**DO THIS**
Pictures aside, write out every record exactly as it appears.

>> Start DATASET ROWS

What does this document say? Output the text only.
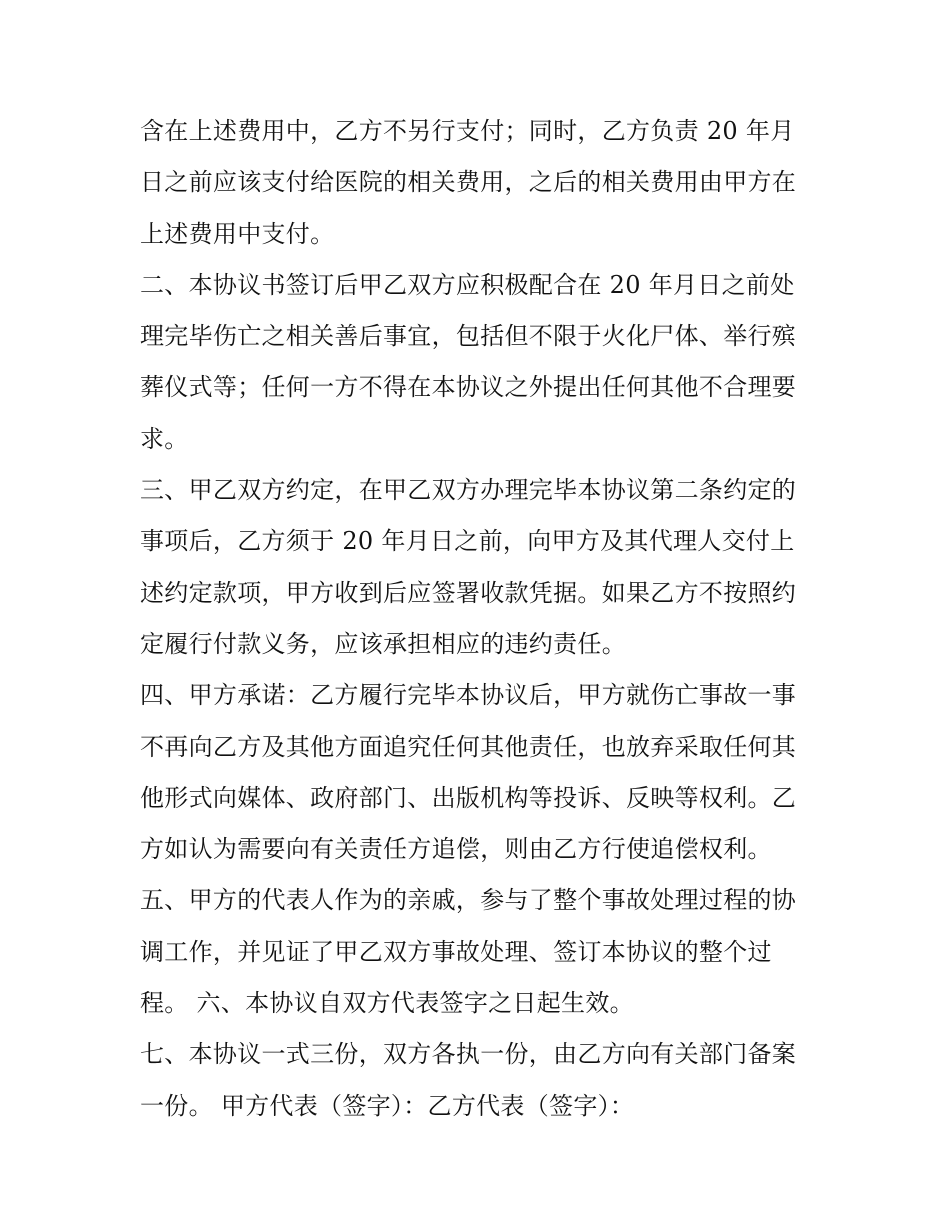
含在上述费用中，乙方不另行支付；同时，乙方负责 20 年月
日之前应该支付给医院的相关费用，之后的相关费用由甲方在
上述费用中支付。
二、本协议书签订后甲乙双方应积极配合在 20 年月日之前处
理完毕伤亡之相关善后事宜，包括但不限于火化尸体、举行殡
葬仪式等；任何一方不得在本协议之外提出任何其他不合理要
求。
三、甲乙双方约定，在甲乙双方办理完毕本协议第二条约定的
事项后，乙方须于 20 年月日之前，向甲方及其代理人交付上
述约定款项，甲方收到后应签署收款凭据。如果乙方不按照约
定履行付款义务，应该承担相应的违约责任。
四、甲方承诺：乙方履行完毕本协议后，甲方就伤亡事故一事
不再向乙方及其他方面追究任何其他责任，也放弃采取任何其
他形式向媒体、政府部门、出版机构等投诉、反映等权利。乙
方如认为需要向有关责任方追偿，则由乙方行使追偿权利。
五、甲方的代表人作为的亲戚，参与了整个事故处理过程的协
调工作，并见证了甲乙双方事故处理、签订本协议的整个过
程。 六、本协议自双方代表签字之日起生效。
七、本协议一式三份，双方各执一份，由乙方向有关部门备案
一份。 甲方代表（签字）：乙方代表（签字）：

>> End DATASET ROWS

**REPLY TO THE TASK**
What does this document say? Output the text only.
含在上述费用中，乙方不另行支付；同时，乙方负责 20 年月
日之前应该支付给医院的相关费用，之后的相关费用由甲方在
上述费用中支付。
二、本协议书签订后甲乙双方应积极配合在 20 年月日之前处
理完毕伤亡之相关善后事宜，包括但不限于火化尸体、举行殡
葬仪式等；任何一方不得在本协议之外提出任何其他不合理要
求。
三、甲乙双方约定，在甲乙双方办理完毕本协议第二条约定的
事项后，乙方须于 20 年月日之前，向甲方及其代理人交付上
述约定款项，甲方收到后应签署收款凭据。如果乙方不按照约
定履行付款义务，应该承担相应的违约责任。
四、甲方承诺：乙方履行完毕本协议后，甲方就伤亡事故一事
不再向乙方及其他方面追究任何其他责任，也放弃采取任何其
他形式向媒体、政府部门、出版机构等投诉、反映等权利。乙
方如认为需要向有关责任方追偿，则由乙方行使追偿权利。
五、甲方的代表人作为的亲戚，参与了整个事故处理过程的协
调工作，并见证了甲乙双方事故处理、签订本协议的整个过
程。 六、本协议自双方代表签字之日起生效。
七、本协议一式三份，双方各执一份，由乙方向有关部门备案
一份。 甲方代表（签字）：乙方代表（签字）：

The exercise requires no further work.